**WORK TO COMPLETE:**
Scan the records for the string "sentence"; copy each line where it occurs.

**SUPPLIED DATA:**
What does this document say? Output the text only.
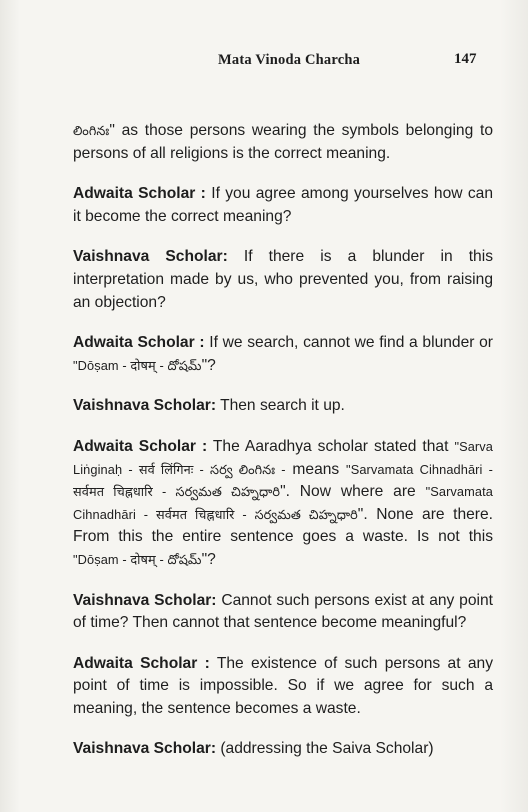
Mata Vinoda Charcha	147

లింగినః" as those persons wearing the symbols belonging to persons of all religions is the correct meaning.

Adwaita Scholar : If you agree among yourselves how can it become the correct meaning?

Vaishnava Scholar: If there is a blunder in this interpretation made by us, who prevented you, from raising an objection?

Adwaita Scholar : If we search, cannot we find a blunder or "Dōṣam - दोषम् - దోషమ్"?

Vaishnava Scholar: Then search it up.

Adwaita Scholar : The Aaradhya scholar stated that "Sarva Liṅginaḥ - सर्व लिंगिनः - సర్వ లింగినః - means "Sarvamata Cihnadhāri - सर्वमत चिह्नधारि - సర్వమత చిహ్నధారి". Now where are "Sarvamata Cihnadhāri - सर्वमत चिह्नधारि - సర్వమత చిహ్నధారి". None are there. From this the entire sentence goes a waste. Is not this "Dōṣam - दोषम् - దోషమ్"?

Vaishnava Scholar: Cannot such persons exist at any point of time? Then cannot that sentence become meaningful?

Adwaita Scholar : The existence of such persons at any point of time is impossible. So if we agree for such a meaning, the sentence becomes a waste.

Vaishnava Scholar: (addressing the Saiva Scholar)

**EXERCISE RESPONSE:**
Adwaita Scholar : The Aaradhya scholar stated that "Sarva Liṅginaḥ - सर्व लिंगिनः - సర్వ లింగినః - means "Sarvamata Cihnadhāri - सर्वमत चिह्नधारि - సర్వమత చిహ్నధారి". Now where are "Sarvamata Cihnadhāri - सर्वमत चिह्नधारि - సర్వమత చిహ్నధారి". None are there. From this the entire sentence goes a waste. Is not this "Dōṣam - दोषम् - దోషమ్"?
Vaishnava Scholar: Cannot such persons exist at any point of time? Then cannot that sentence become meaningful?
Adwaita Scholar : The existence of such persons at any point of time is impossible. So if we agree for such a meaning, the sentence becomes a waste.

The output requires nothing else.